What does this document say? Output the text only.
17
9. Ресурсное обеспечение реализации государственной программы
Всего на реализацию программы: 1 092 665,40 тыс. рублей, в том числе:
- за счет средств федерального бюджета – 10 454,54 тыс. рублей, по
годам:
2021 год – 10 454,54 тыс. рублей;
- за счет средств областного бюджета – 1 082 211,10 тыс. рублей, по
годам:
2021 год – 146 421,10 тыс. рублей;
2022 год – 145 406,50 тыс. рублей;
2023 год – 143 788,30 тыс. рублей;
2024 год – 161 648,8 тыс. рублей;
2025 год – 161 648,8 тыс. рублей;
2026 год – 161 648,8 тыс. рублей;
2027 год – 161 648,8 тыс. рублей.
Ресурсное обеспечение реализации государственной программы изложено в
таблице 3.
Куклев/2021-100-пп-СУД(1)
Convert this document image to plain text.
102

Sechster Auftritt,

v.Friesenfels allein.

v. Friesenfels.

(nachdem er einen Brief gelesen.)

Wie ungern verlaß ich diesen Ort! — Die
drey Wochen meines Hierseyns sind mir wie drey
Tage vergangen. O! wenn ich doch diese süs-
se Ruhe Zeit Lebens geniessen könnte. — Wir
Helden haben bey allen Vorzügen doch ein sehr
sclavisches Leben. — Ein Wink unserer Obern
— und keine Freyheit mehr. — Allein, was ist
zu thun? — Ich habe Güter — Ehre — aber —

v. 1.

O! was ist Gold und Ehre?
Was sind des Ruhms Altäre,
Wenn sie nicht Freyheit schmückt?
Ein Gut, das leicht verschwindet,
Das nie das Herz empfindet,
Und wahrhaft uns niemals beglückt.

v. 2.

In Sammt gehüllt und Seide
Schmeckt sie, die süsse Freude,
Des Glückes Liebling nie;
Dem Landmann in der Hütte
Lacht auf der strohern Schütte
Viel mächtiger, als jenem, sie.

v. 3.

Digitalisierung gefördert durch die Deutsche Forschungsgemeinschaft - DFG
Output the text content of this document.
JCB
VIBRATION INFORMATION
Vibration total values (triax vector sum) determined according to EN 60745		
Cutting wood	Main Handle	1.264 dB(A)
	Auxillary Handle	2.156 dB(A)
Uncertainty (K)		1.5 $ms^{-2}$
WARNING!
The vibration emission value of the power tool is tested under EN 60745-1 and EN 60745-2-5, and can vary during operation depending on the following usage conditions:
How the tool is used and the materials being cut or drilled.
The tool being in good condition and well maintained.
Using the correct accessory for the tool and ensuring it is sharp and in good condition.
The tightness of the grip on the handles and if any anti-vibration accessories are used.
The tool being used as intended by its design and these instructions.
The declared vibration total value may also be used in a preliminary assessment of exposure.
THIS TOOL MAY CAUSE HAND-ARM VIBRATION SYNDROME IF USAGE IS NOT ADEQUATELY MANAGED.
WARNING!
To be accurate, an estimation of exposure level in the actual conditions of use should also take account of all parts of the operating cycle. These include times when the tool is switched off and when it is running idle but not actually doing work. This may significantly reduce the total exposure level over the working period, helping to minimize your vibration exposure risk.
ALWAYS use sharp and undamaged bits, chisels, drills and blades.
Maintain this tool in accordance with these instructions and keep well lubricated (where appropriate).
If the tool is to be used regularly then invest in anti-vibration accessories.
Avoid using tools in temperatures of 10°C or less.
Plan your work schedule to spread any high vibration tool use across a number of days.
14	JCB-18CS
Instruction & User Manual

■ ■ ■ ■

GOAL OF THE EXERCISE => Word for word, restate all of the data shown above.

RESPONSE FOR THIS EXERCISE =>
What does this document say? Output the text only.
17
9. Ресурсное обеспечение реализации государственной программы
Всего на реализацию программы: 1 092 665,40 тыс. рублей, в том числе:
- за счет средств федерального бюджета – 10 454,54 тыс. рублей, по
годам:
2021 год – 10 454,54 тыс. рублей;
- за счет средств областного бюджета – 1 082 211,10 тыс. рублей, по
годам:
2021 год – 146 421,10 тыс. рублей;
2022 год – 145 406,50 тыс. рублей;
2023 год – 143 788,30 тыс. рублей;
2024 год – 161 648,8 тыс. рублей;
2025 год – 161 648,8 тыс. рублей;
2026 год – 161 648,8 тыс. рублей;
2027 год – 161 648,8 тыс. рублей.
Ресурсное обеспечение реализации государственной программы изложено в
таблице 3.
Куклев/2021-100-пп-СУД(1)
Convert this document image to plain text.
102

Sechster Auftritt,

v.Friesenfels allein.

v. Friesenfels.

(nachdem er einen Brief gelesen.)

Wie ungern verlaß ich diesen Ort! — Die
drey Wochen meines Hierseyns sind mir wie drey
Tage vergangen. O! wenn ich doch diese süs-
se Ruhe Zeit Lebens geniessen könnte. — Wir
Helden haben bey allen Vorzügen doch ein sehr
sclavisches Leben. — Ein Wink unserer Obern
— und keine Freyheit mehr. — Allein, was ist
zu thun? — Ich habe Güter — Ehre — aber —

v. 1.

O! was ist Gold und Ehre?
Was sind des Ruhms Altäre,
Wenn sie nicht Freyheit schmückt?
Ein Gut, das leicht verschwindet,
Das nie das Herz empfindet,
Und wahrhaft uns niemals beglückt.

v. 2.

In Sammt gehüllt und Seide
Schmeckt sie, die süsse Freude,
Des Glückes Liebling nie;
Dem Landmann in der Hütte
Lacht auf der strohern Schütte
Viel mächtiger, als jenem, sie.

v. 3.

Digitalisierung gefördert durch die Deutsche Forschungsgemeinschaft - DFG
Output the text content of this document.
JCB
VIBRATION INFORMATION
Vibration total values (triax vector sum) determined according to EN 60745		
Cutting wood	Main Handle	1.264 dB(A)
	Auxillary Handle	2.156 dB(A)
Uncertainty (K)		1.5 $ms^{-2}$
WARNING!
The vibration emission value of the power tool is tested under EN 60745-1 and EN 60745-2-5, and can vary during operation depending on the following usage conditions:
How the tool is used and the materials being cut or drilled.
The tool being in good condition and well maintained.
Using the correct accessory for the tool and ensuring it is sharp and in good condition.
The tightness of the grip on the handles and if any anti-vibration accessories are used.
The tool being used as intended by its design and these instructions.
The declared vibration total value may also be used in a preliminary assessment of exposure.
THIS TOOL MAY CAUSE HAND-ARM VIBRATION SYNDROME IF USAGE IS NOT ADEQUATELY MANAGED.
WARNING!
To be accurate, an estimation of exposure level in the actual conditions of use should also take account of all parts of the operating cycle. These include times when the tool is switched off and when it is running idle but not actually doing work. This may significantly reduce the total exposure level over the working period, helping to minimize your vibration exposure risk.
ALWAYS use sharp and undamaged bits, chisels, drills and blades.
Maintain this tool in accordance with these instructions and keep well lubricated (where appropriate).
If the tool is to be used regularly then invest in anti-vibration accessories.
Avoid using tools in temperatures of 10°C or less.
Plan your work schedule to spread any high vibration tool use across a number of days.
14	JCB-18CS
Instruction & User Manual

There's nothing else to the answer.